*Requirements*: Track down the lines that contain "Amaretto" and copy them.

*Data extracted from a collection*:
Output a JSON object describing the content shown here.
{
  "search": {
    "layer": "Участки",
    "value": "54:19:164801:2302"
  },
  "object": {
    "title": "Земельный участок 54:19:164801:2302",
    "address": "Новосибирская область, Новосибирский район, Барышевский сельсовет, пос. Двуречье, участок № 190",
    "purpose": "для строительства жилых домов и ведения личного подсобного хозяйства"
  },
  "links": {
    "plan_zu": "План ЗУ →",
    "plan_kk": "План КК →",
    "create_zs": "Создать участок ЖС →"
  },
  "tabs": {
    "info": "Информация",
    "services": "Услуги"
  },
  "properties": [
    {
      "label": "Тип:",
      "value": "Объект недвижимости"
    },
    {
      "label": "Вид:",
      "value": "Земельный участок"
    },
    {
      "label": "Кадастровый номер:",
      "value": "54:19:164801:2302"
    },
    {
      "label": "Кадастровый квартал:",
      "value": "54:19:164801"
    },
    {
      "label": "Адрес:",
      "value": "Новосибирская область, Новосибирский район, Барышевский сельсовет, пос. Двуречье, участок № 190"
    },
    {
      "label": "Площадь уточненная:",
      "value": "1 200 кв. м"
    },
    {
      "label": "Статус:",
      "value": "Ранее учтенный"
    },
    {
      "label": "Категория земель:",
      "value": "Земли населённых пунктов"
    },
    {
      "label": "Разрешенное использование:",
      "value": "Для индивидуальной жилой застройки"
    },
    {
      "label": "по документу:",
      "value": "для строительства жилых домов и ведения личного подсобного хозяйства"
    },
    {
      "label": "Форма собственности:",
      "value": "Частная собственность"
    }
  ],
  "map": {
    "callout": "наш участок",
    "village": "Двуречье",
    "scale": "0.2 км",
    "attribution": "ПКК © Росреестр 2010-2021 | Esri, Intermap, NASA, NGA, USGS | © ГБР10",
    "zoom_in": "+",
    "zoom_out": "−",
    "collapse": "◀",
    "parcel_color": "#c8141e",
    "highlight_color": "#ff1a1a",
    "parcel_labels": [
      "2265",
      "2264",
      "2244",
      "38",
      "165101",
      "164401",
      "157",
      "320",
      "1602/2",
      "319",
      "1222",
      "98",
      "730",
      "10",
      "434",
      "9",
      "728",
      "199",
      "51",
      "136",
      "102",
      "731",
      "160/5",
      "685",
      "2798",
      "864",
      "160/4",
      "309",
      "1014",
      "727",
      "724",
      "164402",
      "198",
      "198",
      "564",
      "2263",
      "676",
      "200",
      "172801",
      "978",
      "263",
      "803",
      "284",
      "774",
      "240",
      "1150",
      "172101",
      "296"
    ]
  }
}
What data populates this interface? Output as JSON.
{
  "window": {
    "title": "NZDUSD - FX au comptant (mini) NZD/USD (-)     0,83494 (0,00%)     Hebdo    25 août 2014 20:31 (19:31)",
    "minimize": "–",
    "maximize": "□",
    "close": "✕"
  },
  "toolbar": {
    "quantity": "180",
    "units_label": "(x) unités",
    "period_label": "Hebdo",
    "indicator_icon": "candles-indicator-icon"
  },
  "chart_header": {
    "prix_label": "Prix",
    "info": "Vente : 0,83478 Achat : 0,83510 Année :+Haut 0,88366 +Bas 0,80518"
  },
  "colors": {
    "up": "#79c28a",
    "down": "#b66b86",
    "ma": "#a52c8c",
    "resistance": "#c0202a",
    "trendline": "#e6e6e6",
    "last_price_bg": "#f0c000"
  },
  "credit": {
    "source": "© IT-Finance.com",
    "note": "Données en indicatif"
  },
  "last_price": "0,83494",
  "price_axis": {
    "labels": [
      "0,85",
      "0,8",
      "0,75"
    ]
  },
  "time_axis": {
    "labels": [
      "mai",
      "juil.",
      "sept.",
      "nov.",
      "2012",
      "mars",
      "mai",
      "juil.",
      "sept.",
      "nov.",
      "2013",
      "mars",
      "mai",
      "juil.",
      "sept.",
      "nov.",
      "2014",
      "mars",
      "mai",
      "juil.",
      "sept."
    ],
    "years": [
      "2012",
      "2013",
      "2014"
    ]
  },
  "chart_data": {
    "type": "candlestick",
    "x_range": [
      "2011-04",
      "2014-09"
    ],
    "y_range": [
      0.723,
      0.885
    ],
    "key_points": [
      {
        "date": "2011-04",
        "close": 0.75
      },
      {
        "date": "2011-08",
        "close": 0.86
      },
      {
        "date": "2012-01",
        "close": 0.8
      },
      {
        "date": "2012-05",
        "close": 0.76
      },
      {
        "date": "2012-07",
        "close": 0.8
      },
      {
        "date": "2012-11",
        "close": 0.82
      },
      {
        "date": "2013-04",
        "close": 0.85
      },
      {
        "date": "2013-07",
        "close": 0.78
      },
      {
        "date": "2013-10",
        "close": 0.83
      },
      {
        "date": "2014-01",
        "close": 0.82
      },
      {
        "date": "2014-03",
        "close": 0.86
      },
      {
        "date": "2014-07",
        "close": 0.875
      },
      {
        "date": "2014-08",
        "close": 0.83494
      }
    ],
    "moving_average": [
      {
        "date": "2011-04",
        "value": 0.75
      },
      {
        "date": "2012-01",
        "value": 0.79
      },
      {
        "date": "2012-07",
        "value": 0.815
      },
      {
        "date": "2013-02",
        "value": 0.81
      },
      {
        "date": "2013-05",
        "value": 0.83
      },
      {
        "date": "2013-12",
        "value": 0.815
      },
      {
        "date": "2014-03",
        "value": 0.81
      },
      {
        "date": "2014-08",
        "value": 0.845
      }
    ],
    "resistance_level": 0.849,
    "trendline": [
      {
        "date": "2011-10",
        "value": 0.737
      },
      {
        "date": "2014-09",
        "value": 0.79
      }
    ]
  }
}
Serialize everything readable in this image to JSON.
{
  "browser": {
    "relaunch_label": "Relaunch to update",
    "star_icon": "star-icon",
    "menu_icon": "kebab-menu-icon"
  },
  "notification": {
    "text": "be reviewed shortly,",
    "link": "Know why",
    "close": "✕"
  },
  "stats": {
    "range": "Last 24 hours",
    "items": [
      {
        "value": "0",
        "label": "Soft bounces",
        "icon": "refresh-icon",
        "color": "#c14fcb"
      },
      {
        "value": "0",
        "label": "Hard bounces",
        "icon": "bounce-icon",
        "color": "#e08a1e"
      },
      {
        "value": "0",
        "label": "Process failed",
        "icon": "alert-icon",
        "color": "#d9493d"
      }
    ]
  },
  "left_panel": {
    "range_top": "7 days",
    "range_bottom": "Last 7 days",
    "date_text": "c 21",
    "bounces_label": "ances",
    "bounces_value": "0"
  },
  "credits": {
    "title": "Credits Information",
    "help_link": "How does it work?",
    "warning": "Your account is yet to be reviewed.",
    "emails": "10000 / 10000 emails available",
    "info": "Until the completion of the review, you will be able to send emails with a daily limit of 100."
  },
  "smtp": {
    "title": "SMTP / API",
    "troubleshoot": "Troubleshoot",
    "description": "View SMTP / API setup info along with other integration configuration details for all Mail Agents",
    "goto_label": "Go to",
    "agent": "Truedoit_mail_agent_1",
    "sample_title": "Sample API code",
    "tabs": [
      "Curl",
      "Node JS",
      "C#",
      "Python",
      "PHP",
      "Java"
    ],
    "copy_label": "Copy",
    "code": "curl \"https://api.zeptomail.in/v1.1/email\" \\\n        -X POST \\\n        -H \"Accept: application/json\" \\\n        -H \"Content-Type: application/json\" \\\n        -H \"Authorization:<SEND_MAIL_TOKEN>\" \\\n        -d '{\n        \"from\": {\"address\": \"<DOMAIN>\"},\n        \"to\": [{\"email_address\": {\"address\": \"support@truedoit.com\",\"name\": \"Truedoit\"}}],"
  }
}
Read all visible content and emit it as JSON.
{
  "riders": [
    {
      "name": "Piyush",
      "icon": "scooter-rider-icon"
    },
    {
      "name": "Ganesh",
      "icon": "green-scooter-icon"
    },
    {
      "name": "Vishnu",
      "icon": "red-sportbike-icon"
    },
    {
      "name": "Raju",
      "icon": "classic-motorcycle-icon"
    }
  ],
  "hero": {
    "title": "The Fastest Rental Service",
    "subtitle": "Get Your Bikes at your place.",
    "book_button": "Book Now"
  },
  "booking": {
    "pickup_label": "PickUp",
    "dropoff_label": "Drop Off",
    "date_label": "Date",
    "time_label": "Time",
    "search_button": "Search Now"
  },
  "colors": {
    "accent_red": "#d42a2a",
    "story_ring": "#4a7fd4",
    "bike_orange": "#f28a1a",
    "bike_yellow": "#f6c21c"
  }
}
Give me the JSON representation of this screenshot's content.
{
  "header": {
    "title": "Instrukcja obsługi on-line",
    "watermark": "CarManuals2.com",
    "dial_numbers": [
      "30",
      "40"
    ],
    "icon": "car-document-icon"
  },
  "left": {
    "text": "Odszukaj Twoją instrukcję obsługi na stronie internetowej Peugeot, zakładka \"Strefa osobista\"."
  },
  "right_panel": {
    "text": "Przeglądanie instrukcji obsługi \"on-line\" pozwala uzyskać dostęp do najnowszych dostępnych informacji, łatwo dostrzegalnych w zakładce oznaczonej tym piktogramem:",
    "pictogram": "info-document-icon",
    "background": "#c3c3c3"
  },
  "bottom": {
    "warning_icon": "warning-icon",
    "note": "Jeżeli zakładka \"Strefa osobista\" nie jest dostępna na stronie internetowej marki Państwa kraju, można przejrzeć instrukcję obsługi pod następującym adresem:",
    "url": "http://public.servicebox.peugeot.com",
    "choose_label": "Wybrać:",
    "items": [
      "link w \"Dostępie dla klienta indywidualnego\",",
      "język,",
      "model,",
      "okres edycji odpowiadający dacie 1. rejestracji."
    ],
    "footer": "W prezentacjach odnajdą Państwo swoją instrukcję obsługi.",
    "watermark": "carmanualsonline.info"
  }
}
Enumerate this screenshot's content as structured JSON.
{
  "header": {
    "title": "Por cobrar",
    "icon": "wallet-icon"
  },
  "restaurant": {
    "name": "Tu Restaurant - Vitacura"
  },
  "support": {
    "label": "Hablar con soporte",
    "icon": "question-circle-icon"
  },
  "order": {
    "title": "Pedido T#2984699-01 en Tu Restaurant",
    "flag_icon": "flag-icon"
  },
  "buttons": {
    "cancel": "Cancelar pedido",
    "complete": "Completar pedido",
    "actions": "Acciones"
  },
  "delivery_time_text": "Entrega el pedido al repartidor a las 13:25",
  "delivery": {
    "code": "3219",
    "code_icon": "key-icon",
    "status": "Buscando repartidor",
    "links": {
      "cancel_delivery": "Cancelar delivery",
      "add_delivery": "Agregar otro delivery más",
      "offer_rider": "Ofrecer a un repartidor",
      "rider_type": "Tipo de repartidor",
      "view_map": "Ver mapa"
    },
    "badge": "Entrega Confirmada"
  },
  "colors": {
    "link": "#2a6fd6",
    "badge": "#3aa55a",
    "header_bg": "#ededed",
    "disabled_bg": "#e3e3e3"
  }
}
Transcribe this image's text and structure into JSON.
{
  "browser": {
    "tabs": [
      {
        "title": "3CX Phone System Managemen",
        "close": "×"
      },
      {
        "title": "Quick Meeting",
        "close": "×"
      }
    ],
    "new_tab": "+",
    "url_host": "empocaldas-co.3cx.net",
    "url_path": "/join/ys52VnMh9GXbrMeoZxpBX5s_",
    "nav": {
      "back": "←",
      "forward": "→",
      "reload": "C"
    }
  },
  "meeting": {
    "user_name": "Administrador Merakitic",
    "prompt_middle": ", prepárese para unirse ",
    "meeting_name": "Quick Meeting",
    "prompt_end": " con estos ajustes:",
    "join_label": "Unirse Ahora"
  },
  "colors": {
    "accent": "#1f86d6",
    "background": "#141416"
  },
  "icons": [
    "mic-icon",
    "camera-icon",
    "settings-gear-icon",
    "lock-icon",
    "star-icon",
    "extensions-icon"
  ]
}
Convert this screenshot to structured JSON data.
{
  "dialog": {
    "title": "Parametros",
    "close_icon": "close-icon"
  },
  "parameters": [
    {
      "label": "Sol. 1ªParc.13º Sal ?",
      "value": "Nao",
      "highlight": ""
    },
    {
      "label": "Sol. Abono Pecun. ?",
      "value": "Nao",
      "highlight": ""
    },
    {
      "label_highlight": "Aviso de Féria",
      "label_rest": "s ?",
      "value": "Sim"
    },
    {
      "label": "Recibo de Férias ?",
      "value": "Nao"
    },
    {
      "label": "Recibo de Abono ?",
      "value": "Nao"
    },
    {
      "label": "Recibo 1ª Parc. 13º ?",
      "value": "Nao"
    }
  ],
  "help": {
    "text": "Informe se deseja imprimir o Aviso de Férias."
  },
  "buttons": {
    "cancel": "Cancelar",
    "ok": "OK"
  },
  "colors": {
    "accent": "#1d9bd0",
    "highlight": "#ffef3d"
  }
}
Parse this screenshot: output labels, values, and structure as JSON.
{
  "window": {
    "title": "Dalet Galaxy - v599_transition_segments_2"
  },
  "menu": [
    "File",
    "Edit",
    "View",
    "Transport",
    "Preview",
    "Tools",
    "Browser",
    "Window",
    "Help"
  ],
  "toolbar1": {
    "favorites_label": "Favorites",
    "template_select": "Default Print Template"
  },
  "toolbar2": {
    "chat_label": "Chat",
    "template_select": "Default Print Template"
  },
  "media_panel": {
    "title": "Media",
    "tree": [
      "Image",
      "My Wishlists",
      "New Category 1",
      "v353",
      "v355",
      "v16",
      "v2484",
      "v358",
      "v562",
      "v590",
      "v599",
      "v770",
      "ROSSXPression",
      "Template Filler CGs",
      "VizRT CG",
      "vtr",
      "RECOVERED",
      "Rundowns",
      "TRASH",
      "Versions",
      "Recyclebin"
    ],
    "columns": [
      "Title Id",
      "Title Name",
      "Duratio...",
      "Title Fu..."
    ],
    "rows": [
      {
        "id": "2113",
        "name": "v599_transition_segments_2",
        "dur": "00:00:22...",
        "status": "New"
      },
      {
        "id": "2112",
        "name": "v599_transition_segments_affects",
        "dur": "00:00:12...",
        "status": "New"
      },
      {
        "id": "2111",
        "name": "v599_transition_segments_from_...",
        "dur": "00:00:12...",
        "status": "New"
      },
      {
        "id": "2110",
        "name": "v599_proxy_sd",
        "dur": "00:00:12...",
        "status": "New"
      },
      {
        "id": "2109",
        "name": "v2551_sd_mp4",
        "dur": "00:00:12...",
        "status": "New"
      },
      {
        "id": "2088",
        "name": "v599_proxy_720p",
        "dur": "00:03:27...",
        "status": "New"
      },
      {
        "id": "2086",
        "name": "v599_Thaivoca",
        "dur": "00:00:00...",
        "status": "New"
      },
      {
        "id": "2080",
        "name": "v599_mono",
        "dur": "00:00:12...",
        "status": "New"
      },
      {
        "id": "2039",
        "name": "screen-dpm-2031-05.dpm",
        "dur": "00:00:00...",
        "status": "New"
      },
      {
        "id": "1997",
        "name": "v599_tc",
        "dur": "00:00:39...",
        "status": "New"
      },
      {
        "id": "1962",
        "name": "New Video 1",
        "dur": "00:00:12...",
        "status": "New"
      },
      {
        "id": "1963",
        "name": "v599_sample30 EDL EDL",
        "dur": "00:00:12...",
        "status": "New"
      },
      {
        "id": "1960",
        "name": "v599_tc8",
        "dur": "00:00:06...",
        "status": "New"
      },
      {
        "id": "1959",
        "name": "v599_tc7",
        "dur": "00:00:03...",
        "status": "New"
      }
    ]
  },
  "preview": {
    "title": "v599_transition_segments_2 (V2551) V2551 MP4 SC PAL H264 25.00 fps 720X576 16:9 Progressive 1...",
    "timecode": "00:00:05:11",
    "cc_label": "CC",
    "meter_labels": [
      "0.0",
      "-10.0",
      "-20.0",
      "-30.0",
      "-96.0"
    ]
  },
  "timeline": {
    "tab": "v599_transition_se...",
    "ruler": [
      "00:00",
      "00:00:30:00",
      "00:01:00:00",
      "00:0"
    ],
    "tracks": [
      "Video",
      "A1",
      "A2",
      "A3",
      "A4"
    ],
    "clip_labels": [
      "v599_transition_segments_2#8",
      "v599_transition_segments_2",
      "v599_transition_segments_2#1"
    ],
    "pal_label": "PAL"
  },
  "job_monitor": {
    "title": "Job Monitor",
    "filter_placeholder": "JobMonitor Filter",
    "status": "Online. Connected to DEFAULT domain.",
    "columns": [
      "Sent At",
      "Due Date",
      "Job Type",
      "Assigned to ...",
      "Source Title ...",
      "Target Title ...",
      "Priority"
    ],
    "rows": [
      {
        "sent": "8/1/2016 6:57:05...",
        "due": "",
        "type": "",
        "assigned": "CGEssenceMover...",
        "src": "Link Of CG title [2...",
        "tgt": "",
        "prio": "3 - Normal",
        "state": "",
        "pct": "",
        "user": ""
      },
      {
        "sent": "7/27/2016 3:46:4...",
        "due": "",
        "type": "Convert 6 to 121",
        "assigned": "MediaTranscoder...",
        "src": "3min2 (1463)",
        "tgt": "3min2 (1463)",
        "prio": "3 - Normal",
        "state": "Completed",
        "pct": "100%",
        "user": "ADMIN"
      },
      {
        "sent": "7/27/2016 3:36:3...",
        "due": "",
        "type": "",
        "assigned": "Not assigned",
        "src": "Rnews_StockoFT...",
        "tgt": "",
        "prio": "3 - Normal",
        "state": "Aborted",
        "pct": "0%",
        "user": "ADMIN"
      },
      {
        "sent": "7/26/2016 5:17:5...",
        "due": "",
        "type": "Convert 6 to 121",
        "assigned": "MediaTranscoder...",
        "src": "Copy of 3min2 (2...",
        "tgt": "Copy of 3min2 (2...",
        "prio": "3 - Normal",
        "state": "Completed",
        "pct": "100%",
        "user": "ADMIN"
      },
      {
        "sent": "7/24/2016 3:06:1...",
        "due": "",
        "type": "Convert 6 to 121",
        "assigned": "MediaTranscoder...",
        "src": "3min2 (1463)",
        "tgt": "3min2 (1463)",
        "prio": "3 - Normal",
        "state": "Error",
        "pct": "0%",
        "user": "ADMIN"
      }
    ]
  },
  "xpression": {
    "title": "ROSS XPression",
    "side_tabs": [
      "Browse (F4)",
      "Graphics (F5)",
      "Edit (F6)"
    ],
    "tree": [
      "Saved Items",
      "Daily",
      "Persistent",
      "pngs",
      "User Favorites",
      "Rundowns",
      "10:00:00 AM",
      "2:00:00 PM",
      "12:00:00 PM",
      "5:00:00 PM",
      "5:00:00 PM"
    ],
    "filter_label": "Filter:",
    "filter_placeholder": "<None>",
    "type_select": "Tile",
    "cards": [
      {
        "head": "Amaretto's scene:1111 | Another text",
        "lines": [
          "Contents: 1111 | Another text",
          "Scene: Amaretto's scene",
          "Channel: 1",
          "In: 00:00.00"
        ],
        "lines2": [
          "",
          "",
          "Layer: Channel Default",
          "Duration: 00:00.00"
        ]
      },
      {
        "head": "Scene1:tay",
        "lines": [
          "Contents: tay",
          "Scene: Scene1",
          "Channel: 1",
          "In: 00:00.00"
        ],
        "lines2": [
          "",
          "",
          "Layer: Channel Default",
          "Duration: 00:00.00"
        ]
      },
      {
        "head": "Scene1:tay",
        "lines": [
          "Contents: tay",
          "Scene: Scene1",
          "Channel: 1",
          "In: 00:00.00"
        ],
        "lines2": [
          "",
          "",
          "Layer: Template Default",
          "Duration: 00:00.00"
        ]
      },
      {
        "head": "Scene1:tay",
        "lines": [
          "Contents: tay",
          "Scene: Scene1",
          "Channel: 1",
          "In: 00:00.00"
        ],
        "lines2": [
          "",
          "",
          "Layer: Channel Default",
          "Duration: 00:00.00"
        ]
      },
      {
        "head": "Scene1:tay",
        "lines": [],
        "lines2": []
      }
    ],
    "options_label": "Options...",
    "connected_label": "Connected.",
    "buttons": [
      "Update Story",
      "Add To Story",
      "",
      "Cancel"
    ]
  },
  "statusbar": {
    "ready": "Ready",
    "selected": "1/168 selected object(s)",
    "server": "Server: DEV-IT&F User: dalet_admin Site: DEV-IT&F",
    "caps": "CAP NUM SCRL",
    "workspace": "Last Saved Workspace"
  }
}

*Full answer*:
        "head": "Amaretto's scene:1111 | Another text",
          "Scene: Amaretto's scene",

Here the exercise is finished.